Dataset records
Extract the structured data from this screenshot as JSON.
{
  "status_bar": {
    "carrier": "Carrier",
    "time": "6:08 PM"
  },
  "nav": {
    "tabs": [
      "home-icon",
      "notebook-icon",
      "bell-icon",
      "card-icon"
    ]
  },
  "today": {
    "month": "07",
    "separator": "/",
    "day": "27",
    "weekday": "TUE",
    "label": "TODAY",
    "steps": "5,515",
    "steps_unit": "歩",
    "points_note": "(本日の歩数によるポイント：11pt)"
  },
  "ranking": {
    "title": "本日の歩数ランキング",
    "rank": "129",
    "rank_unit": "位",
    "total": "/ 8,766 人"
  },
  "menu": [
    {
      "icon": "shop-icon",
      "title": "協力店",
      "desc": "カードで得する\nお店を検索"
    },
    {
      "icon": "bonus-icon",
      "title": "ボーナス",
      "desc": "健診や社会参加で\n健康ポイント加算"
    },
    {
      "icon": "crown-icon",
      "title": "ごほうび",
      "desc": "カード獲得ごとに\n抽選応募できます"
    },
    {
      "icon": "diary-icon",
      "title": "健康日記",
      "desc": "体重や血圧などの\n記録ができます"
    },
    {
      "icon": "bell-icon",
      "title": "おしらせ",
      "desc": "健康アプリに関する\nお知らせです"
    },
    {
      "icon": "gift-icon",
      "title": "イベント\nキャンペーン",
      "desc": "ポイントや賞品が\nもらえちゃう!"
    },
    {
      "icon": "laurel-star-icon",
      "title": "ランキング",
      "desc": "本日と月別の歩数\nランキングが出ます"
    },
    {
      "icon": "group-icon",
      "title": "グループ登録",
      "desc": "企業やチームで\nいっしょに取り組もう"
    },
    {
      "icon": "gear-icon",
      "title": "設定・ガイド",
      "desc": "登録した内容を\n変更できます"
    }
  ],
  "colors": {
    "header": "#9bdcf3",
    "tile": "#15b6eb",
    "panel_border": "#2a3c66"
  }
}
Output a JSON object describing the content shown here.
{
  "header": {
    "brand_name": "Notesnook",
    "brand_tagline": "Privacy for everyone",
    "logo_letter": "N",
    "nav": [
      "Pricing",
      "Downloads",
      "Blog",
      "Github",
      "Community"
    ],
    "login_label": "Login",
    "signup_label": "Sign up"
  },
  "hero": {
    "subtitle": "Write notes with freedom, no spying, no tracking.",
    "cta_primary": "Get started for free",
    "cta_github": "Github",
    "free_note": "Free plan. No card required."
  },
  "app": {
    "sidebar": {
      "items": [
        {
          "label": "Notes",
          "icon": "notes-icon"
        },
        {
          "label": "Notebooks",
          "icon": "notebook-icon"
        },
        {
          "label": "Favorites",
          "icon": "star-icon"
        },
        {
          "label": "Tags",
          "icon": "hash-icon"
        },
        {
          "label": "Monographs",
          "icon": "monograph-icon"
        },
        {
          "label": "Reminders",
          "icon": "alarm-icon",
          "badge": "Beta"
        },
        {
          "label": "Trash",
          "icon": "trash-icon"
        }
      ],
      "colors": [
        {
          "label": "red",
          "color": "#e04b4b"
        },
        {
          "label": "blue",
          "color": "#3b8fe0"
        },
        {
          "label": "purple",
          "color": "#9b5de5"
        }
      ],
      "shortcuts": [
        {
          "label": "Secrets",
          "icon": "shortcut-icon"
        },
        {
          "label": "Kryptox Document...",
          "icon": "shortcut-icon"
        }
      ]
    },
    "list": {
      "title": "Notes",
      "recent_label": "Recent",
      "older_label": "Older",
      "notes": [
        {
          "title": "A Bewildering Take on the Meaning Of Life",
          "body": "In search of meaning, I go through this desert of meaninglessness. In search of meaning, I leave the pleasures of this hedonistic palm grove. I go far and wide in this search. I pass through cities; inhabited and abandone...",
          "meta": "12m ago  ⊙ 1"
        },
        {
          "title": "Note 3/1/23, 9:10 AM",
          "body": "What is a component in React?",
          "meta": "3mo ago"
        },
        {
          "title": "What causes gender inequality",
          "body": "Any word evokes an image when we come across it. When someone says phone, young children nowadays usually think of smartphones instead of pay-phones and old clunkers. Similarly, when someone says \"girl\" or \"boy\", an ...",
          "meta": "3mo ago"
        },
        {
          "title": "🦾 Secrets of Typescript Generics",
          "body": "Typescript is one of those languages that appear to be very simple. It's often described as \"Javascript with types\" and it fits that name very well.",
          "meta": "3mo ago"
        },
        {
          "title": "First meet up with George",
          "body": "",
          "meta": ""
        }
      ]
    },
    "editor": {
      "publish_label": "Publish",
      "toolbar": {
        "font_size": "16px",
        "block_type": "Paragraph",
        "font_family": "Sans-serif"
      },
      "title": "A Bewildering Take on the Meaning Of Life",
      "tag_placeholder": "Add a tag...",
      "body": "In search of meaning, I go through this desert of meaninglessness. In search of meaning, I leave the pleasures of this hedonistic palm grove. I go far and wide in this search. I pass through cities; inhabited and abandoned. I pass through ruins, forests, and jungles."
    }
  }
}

Goal
Look back over the material above and state how many lines hold the word "Take". Write the number and nothing else.

Finished answer
2